■ Short problem
Check each line of the material below for "Flow", then copy the ones that contain it.

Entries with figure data
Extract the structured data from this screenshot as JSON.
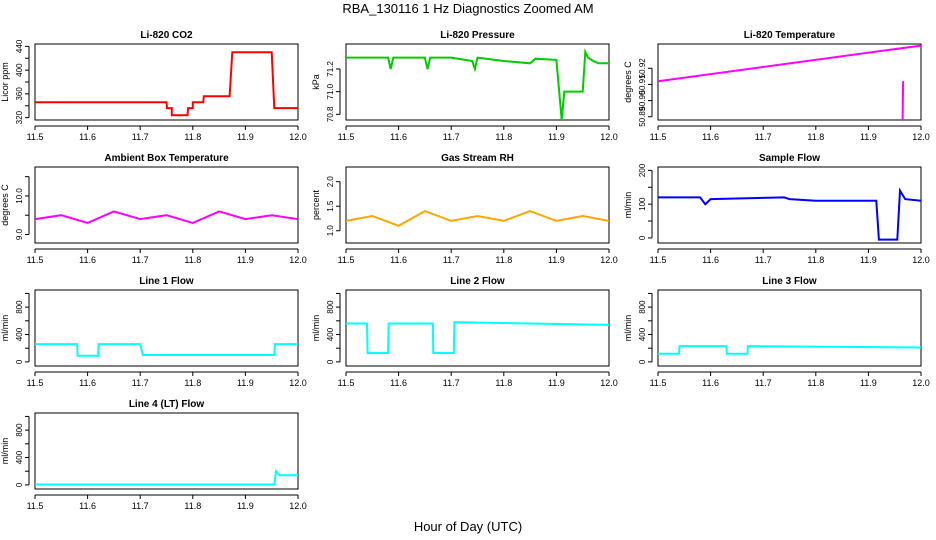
{
  "figure": {
    "title": "RBA_130116  1 Hz Diagnostics Zoomed AM",
    "xlabel": "Hour of Day (UTC)"
  },
  "chart_data": [
    {
      "type": "line",
      "title": "Li-820 CO2",
      "ylabel": "Licor ppm",
      "color": "#ff0000",
      "xlim": [
        11.5,
        12.0
      ],
      "ylim": [
        316,
        444
      ],
      "xticks": [
        11.5,
        11.6,
        11.7,
        11.8,
        11.9,
        12.0
      ],
      "xtick_labels": [
        "11.5",
        "11.6",
        "11.7",
        "11.8",
        "11.9",
        "12.0"
      ],
      "yticks": [
        320,
        340,
        360,
        380,
        400,
        420,
        440
      ],
      "ytick_labels": [
        "320",
        "",
        "360",
        "",
        "400",
        "",
        "440"
      ],
      "series": [
        {
          "x": [
            11.5,
            11.75,
            11.751,
            11.76,
            11.76,
            11.79,
            11.791,
            11.8,
            11.8,
            11.82,
            11.821,
            11.83,
            11.83,
            11.87,
            11.875,
            11.95,
            11.955,
            11.965,
            11.965,
            12.0
          ],
          "y": [
            346,
            346,
            336,
            336,
            324,
            324,
            336,
            336,
            346,
            346,
            356,
            356,
            356,
            356,
            430,
            430,
            336,
            336,
            336,
            336
          ]
        }
      ]
    },
    {
      "type": "line",
      "title": "Li-820 Pressure",
      "ylabel": "kPa",
      "color": "#00cc00",
      "xlim": [
        11.5,
        12.0
      ],
      "ylim": [
        70.75,
        71.42
      ],
      "xticks": [
        11.5,
        11.6,
        11.7,
        11.8,
        11.9,
        12.0
      ],
      "xtick_labels": [
        "11.5",
        "11.6",
        "11.7",
        "11.8",
        "11.9",
        "12.0"
      ],
      "yticks": [
        70.8,
        71.0,
        71.2
      ],
      "ytick_labels": [
        "70.8",
        "71.0",
        "71.2"
      ],
      "series": [
        {
          "x": [
            11.5,
            11.58,
            11.585,
            11.59,
            11.6,
            11.65,
            11.655,
            11.66,
            11.7,
            11.74,
            11.745,
            11.75,
            11.8,
            11.85,
            11.86,
            11.9,
            11.91,
            11.915,
            11.92,
            11.95,
            11.955,
            11.96,
            11.97,
            11.98,
            12.0
          ],
          "y": [
            71.3,
            71.3,
            71.2,
            71.3,
            71.3,
            71.3,
            71.2,
            71.3,
            71.3,
            71.27,
            71.2,
            71.3,
            71.27,
            71.25,
            71.29,
            71.28,
            70.75,
            71.0,
            71.0,
            71.0,
            71.35,
            71.3,
            71.27,
            71.25,
            71.25
          ]
        }
      ]
    },
    {
      "type": "line",
      "title": "Li-820 Temperature",
      "ylabel": "degrees C",
      "color": "#ff00ff",
      "xlim": [
        11.5,
        12.0
      ],
      "ylim": [
        50.888,
        50.935
      ],
      "xticks": [
        11.5,
        11.6,
        11.7,
        11.8,
        11.9,
        12.0
      ],
      "xtick_labels": [
        "11.5",
        "11.6",
        "11.7",
        "11.8",
        "11.9",
        "12.0"
      ],
      "yticks": [
        50.89,
        50.9,
        50.91,
        50.92
      ],
      "ytick_labels": [
        "50.89",
        "50.90",
        "50.91",
        "50.92"
      ],
      "series": [
        {
          "x": [
            11.5,
            12.0
          ],
          "y": [
            50.912,
            50.934
          ]
        },
        {
          "x": [
            11.965,
            11.966
          ],
          "y": [
            50.888,
            50.912
          ]
        }
      ]
    },
    {
      "type": "line",
      "title": "Ambient Box Temperature",
      "ylabel": "degrees C",
      "color": "#ff00ff",
      "xlim": [
        11.5,
        12.0
      ],
      "ylim": [
        8.78,
        10.75
      ],
      "xticks": [
        11.5,
        11.6,
        11.7,
        11.8,
        11.9,
        12.0
      ],
      "xtick_labels": [
        "11.5",
        "11.6",
        "11.7",
        "11.8",
        "11.9",
        "12.0"
      ],
      "yticks": [
        9.0,
        9.5,
        10.0,
        10.5
      ],
      "ytick_labels": [
        "9.0",
        "",
        "10.0",
        ""
      ],
      "series": [
        {
          "x": [
            11.5,
            11.55,
            11.6,
            11.65,
            11.7,
            11.75,
            11.8,
            11.85,
            11.9,
            11.95,
            12.0
          ],
          "y": [
            9.4,
            9.5,
            9.3,
            9.6,
            9.4,
            9.5,
            9.3,
            9.6,
            9.4,
            9.5,
            9.4
          ]
        }
      ]
    },
    {
      "type": "line",
      "title": "Gas Stream RH",
      "ylabel": "percent",
      "color": "#ffa500",
      "xlim": [
        11.5,
        12.0
      ],
      "ylim": [
        0.75,
        2.3
      ],
      "xticks": [
        11.5,
        11.6,
        11.7,
        11.8,
        11.9,
        12.0
      ],
      "xtick_labels": [
        "11.5",
        "11.6",
        "11.7",
        "11.8",
        "11.9",
        "12.0"
      ],
      "yticks": [
        1.0,
        1.5,
        2.0
      ],
      "ytick_labels": [
        "1.0",
        "1.5",
        "2.0"
      ],
      "series": [
        {
          "x": [
            11.5,
            11.55,
            11.6,
            11.65,
            11.7,
            11.75,
            11.8,
            11.85,
            11.9,
            11.95,
            12.0
          ],
          "y": [
            1.2,
            1.3,
            1.1,
            1.4,
            1.2,
            1.3,
            1.2,
            1.4,
            1.2,
            1.3,
            1.2
          ]
        }
      ]
    },
    {
      "type": "line",
      "title": "Sample Flow",
      "ylabel": "ml/min",
      "color": "#0000ff",
      "xlim": [
        11.5,
        12.0
      ],
      "ylim": [
        -15,
        210
      ],
      "xticks": [
        11.5,
        11.6,
        11.7,
        11.8,
        11.9,
        12.0
      ],
      "xtick_labels": [
        "11.5",
        "11.6",
        "11.7",
        "11.8",
        "11.9",
        "12.0"
      ],
      "yticks": [
        0,
        50,
        100,
        150,
        200
      ],
      "ytick_labels": [
        "0",
        "",
        "100",
        "",
        "200"
      ],
      "series": [
        {
          "x": [
            11.5,
            11.58,
            11.59,
            11.6,
            11.74,
            11.75,
            11.8,
            11.9,
            11.915,
            11.92,
            11.955,
            11.96,
            11.97,
            12.0
          ],
          "y": [
            120,
            120,
            100,
            115,
            120,
            115,
            110,
            110,
            110,
            -5,
            -5,
            140,
            115,
            110
          ]
        }
      ]
    },
    {
      "type": "line",
      "title": "Line 1 Flow",
      "ylabel": "ml/min",
      "color": "#00ffff",
      "xlim": [
        11.5,
        12.0
      ],
      "ylim": [
        -60,
        1050
      ],
      "xticks": [
        11.5,
        11.6,
        11.7,
        11.8,
        11.9,
        12.0
      ],
      "xtick_labels": [
        "11.5",
        "11.6",
        "11.7",
        "11.8",
        "11.9",
        "12.0"
      ],
      "yticks": [
        0,
        200,
        400,
        600,
        800,
        1000
      ],
      "ytick_labels": [
        "0",
        "",
        "400",
        "",
        "800",
        ""
      ],
      "series": [
        {
          "x": [
            11.5,
            11.58,
            11.581,
            11.62,
            11.621,
            11.7,
            11.705,
            11.955,
            11.956,
            12.0
          ],
          "y": [
            260,
            260,
            90,
            90,
            260,
            260,
            100,
            100,
            260,
            260
          ]
        }
      ]
    },
    {
      "type": "line",
      "title": "Line 2 Flow",
      "ylabel": "ml/min",
      "color": "#00ffff",
      "xlim": [
        11.5,
        12.0
      ],
      "ylim": [
        -60,
        1050
      ],
      "xticks": [
        11.5,
        11.6,
        11.7,
        11.8,
        11.9,
        12.0
      ],
      "xtick_labels": [
        "11.5",
        "11.6",
        "11.7",
        "11.8",
        "11.9",
        "12.0"
      ],
      "yticks": [
        0,
        200,
        400,
        600,
        800,
        1000
      ],
      "ytick_labels": [
        "0",
        "",
        "400",
        "",
        "800",
        ""
      ],
      "series": [
        {
          "x": [
            11.5,
            11.54,
            11.541,
            11.58,
            11.581,
            11.665,
            11.666,
            11.705,
            11.706,
            12.0
          ],
          "y": [
            560,
            560,
            130,
            130,
            560,
            560,
            130,
            130,
            580,
            540
          ]
        }
      ]
    },
    {
      "type": "line",
      "title": "Line 3 Flow",
      "ylabel": "ml/min",
      "color": "#00ffff",
      "xlim": [
        11.5,
        12.0
      ],
      "ylim": [
        -60,
        1050
      ],
      "xticks": [
        11.5,
        11.6,
        11.7,
        11.8,
        11.9,
        12.0
      ],
      "xtick_labels": [
        "11.5",
        "11.6",
        "11.7",
        "11.8",
        "11.9",
        "12.0"
      ],
      "yticks": [
        0,
        200,
        400,
        600,
        800,
        1000
      ],
      "ytick_labels": [
        "0",
        "",
        "400",
        "",
        "800",
        ""
      ],
      "series": [
        {
          "x": [
            11.5,
            11.54,
            11.541,
            11.63,
            11.631,
            11.67,
            11.671,
            12.0
          ],
          "y": [
            120,
            120,
            230,
            230,
            120,
            120,
            230,
            210
          ]
        }
      ]
    },
    {
      "type": "line",
      "title": "Line 4 (LT) Flow",
      "ylabel": "ml/min",
      "color": "#00ffff",
      "xlim": [
        11.5,
        12.0
      ],
      "ylim": [
        -60,
        1050
      ],
      "xticks": [
        11.5,
        11.6,
        11.7,
        11.8,
        11.9,
        12.0
      ],
      "xtick_labels": [
        "11.5",
        "11.6",
        "11.7",
        "11.8",
        "11.9",
        "12.0"
      ],
      "yticks": [
        0,
        200,
        400,
        600,
        800,
        1000
      ],
      "ytick_labels": [
        "0",
        "",
        "400",
        "",
        "800",
        ""
      ],
      "series": [
        {
          "x": [
            11.5,
            11.955,
            11.958,
            11.965,
            12.0
          ],
          "y": [
            5,
            5,
            200,
            140,
            140
          ]
        }
      ]
    }
  ]
}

■ Exercise solution
      "title": "Sample Flow",
      "title": "Line 1 Flow",
      "title": "Line 2 Flow",
      "title": "Line 3 Flow",
      "title": "Line 4 (LT) Flow",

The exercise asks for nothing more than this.